> **YOUR OBJECTIVE**:
Transcribe every line of the records verbatim.

**** GIVEN RECORDS

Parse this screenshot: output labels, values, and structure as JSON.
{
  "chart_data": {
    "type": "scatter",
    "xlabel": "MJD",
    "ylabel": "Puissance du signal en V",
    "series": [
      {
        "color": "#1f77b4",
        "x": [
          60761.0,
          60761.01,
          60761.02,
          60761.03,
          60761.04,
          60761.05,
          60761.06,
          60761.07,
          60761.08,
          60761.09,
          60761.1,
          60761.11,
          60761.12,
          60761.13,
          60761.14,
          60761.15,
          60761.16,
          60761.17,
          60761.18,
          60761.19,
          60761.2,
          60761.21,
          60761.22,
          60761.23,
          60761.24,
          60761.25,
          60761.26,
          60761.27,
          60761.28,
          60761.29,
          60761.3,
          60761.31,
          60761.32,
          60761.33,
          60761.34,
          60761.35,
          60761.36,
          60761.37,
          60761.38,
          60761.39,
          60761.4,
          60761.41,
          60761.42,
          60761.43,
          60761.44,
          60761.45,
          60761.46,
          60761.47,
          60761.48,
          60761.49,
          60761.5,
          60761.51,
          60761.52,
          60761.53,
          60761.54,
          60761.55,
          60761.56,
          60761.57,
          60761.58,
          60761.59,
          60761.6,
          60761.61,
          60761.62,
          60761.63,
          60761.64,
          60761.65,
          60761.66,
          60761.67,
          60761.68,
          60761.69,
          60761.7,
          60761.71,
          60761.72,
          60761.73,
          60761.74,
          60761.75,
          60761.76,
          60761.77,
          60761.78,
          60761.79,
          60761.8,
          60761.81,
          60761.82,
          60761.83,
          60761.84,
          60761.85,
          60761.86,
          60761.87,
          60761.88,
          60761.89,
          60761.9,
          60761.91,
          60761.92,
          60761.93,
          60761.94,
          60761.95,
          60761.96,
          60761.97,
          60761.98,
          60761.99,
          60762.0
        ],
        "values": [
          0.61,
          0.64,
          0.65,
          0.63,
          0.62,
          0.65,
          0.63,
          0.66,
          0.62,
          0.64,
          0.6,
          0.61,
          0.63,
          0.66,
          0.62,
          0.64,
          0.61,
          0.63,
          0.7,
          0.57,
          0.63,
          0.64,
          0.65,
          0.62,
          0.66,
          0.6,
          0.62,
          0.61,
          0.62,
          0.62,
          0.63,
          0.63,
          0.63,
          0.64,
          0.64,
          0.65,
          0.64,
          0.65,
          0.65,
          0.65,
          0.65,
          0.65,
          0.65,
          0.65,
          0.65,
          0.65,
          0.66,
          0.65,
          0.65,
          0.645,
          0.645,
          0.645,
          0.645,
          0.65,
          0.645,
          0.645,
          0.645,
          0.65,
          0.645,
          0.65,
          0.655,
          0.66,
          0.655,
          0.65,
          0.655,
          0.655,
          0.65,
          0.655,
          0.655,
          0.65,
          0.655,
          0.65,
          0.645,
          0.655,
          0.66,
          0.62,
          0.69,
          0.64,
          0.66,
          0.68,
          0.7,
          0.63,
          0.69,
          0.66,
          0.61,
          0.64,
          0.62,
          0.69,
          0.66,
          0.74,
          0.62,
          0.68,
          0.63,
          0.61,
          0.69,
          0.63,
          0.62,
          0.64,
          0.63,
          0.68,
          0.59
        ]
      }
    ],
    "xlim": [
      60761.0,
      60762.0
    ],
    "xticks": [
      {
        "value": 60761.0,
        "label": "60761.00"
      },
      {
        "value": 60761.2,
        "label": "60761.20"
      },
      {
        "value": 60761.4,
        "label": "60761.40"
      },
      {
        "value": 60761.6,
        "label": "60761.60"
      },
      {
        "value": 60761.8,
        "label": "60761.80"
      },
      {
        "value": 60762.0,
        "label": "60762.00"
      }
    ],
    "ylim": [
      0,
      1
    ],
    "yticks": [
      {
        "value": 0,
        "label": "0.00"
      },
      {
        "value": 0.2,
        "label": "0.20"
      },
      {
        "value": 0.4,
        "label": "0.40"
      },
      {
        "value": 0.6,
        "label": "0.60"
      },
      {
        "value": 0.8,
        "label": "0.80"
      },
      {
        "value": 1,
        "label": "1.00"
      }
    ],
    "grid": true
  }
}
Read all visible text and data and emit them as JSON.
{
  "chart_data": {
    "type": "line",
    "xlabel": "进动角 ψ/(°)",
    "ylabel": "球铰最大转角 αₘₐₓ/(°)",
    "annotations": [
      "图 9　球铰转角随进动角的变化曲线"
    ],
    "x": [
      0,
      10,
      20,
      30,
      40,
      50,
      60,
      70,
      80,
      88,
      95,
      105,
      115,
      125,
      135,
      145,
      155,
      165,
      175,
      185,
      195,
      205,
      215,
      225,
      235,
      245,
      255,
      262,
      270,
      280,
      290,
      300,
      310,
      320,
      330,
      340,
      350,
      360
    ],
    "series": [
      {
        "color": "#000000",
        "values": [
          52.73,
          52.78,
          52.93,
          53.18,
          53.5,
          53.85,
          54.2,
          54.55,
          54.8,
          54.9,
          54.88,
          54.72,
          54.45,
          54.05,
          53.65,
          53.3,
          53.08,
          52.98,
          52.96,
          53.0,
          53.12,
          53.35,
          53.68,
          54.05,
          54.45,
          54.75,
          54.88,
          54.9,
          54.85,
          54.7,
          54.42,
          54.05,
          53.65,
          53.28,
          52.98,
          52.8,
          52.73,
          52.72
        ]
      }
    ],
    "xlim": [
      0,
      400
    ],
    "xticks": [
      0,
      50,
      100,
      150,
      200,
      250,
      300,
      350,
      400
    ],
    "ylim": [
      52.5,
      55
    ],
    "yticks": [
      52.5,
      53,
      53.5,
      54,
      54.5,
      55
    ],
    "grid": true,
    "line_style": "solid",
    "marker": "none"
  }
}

********

> **RESULT FOR THIS TASK**:
Parse this screenshot: output labels, values, and structure as JSON.
{
  "chart_data": {
    "type": "scatter",
    "xlabel": "MJD",
    "ylabel": "Puissance du signal en V",
    "series": [
      {
        "color": "#1f77b4",
        "x": [
          60761.0,
          60761.01,
          60761.02,
          60761.03,
          60761.04,
          60761.05,
          60761.06,
          60761.07,
          60761.08,
          60761.09,
          60761.1,
          60761.11,
          60761.12,
          60761.13,
          60761.14,
          60761.15,
          60761.16,
          60761.17,
          60761.18,
          60761.19,
          60761.2,
          60761.21,
          60761.22,
          60761.23,
          60761.24,
          60761.25,
          60761.26,
          60761.27,
          60761.28,
          60761.29,
          60761.3,
          60761.31,
          60761.32,
          60761.33,
          60761.34,
          60761.35,
          60761.36,
          60761.37,
          60761.38,
          60761.39,
          60761.4,
          60761.41,
          60761.42,
          60761.43,
          60761.44,
          60761.45,
          60761.46,
          60761.47,
          60761.48,
          60761.49,
          60761.5,
          60761.51,
          60761.52,
          60761.53,
          60761.54,
          60761.55,
          60761.56,
          60761.57,
          60761.58,
          60761.59,
          60761.6,
          60761.61,
          60761.62,
          60761.63,
          60761.64,
          60761.65,
          60761.66,
          60761.67,
          60761.68,
          60761.69,
          60761.7,
          60761.71,
          60761.72,
          60761.73,
          60761.74,
          60761.75,
          60761.76,
          60761.77,
          60761.78,
          60761.79,
          60761.8,
          60761.81,
          60761.82,
          60761.83,
          60761.84,
          60761.85,
          60761.86,
          60761.87,
          60761.88,
          60761.89,
          60761.9,
          60761.91,
          60761.92,
          60761.93,
          60761.94,
          60761.95,
          60761.96,
          60761.97,
          60761.98,
          60761.99,
          60762.0
        ],
        "values": [
          0.61,
          0.64,
          0.65,
          0.63,
          0.62,
          0.65,
          0.63,
          0.66,
          0.62,
          0.64,
          0.6,
          0.61,
          0.63,
          0.66,
          0.62,
          0.64,
          0.61,
          0.63,
          0.7,
          0.57,
          0.63,
          0.64,
          0.65,
          0.62,
          0.66,
          0.6,
          0.62,
          0.61,
          0.62,
          0.62,
          0.63,
          0.63,
          0.63,
          0.64,
          0.64,
          0.65,
          0.64,
          0.65,
          0.65,
          0.65,
          0.65,
          0.65,
          0.65,
          0.65,
          0.65,
          0.65,
          0.66,
          0.65,
          0.65,
          0.645,
          0.645,
          0.645,
          0.645,
          0.65,
          0.645,
          0.645,
          0.645,
          0.65,
          0.645,
          0.65,
          0.655,
          0.66,
          0.655,
          0.65,
          0.655,
          0.655,
          0.65,
          0.655,
          0.655,
          0.65,
          0.655,
          0.65,
          0.645,
          0.655,
          0.66,
          0.62,
          0.69,
          0.64,
          0.66,
          0.68,
          0.7,
          0.63,
          0.69,
          0.66,
          0.61,
          0.64,
          0.62,
          0.69,
          0.66,
          0.74,
          0.62,
          0.68,
          0.63,
          0.61,
          0.69,
          0.63,
          0.62,
          0.64,
          0.63,
          0.68,
          0.59
        ]
      }
    ],
    "xlim": [
      60761.0,
      60762.0
    ],
    "xticks": [
      {
        "value": 60761.0,
        "label": "60761.00"
      },
      {
        "value": 60761.2,
        "label": "60761.20"
      },
      {
        "value": 60761.4,
        "label": "60761.40"
      },
      {
        "value": 60761.6,
        "label": "60761.60"
      },
      {
        "value": 60761.8,
        "label": "60761.80"
      },
      {
        "value": 60762.0,
        "label": "60762.00"
      }
    ],
    "ylim": [
      0,
      1
    ],
    "yticks": [
      {
        "value": 0,
        "label": "0.00"
      },
      {
        "value": 0.2,
        "label": "0.20"
      },
      {
        "value": 0.4,
        "label": "0.40"
      },
      {
        "value": 0.6,
        "label": "0.60"
      },
      {
        "value": 0.8,
        "label": "0.80"
      },
      {
        "value": 1,
        "label": "1.00"
      }
    ],
    "grid": true
  }
}
Read all visible text and data and emit them as JSON.
{
  "chart_data": {
    "type": "line",
    "xlabel": "进动角 ψ/(°)",
    "ylabel": "球铰最大转角 αₘₐₓ/(°)",
    "annotations": [
      "图 9　球铰转角随进动角的变化曲线"
    ],
    "x": [
      0,
      10,
      20,
      30,
      40,
      50,
      60,
      70,
      80,
      88,
      95,
      105,
      115,
      125,
      135,
      145,
      155,
      165,
      175,
      185,
      195,
      205,
      215,
      225,
      235,
      245,
      255,
      262,
      270,
      280,
      290,
      300,
      310,
      320,
      330,
      340,
      350,
      360
    ],
    "series": [
      {
        "color": "#000000",
        "values": [
          52.73,
          52.78,
          52.93,
          53.18,
          53.5,
          53.85,
          54.2,
          54.55,
          54.8,
          54.9,
          54.88,
          54.72,
          54.45,
          54.05,
          53.65,
          53.3,
          53.08,
          52.98,
          52.96,
          53.0,
          53.12,
          53.35,
          53.68,
          54.05,
          54.45,
          54.75,
          54.88,
          54.9,
          54.85,
          54.7,
          54.42,
          54.05,
          53.65,
          53.28,
          52.98,
          52.8,
          52.73,
          52.72
        ]
      }
    ],
    "xlim": [
      0,
      400
    ],
    "xticks": [
      0,
      50,
      100,
      150,
      200,
      250,
      300,
      350,
      400
    ],
    "ylim": [
      52.5,
      55
    ],
    "yticks": [
      52.5,
      53,
      53.5,
      54,
      54.5,
      55
    ],
    "grid": true,
    "line_style": "solid",
    "marker": "none"
  }
}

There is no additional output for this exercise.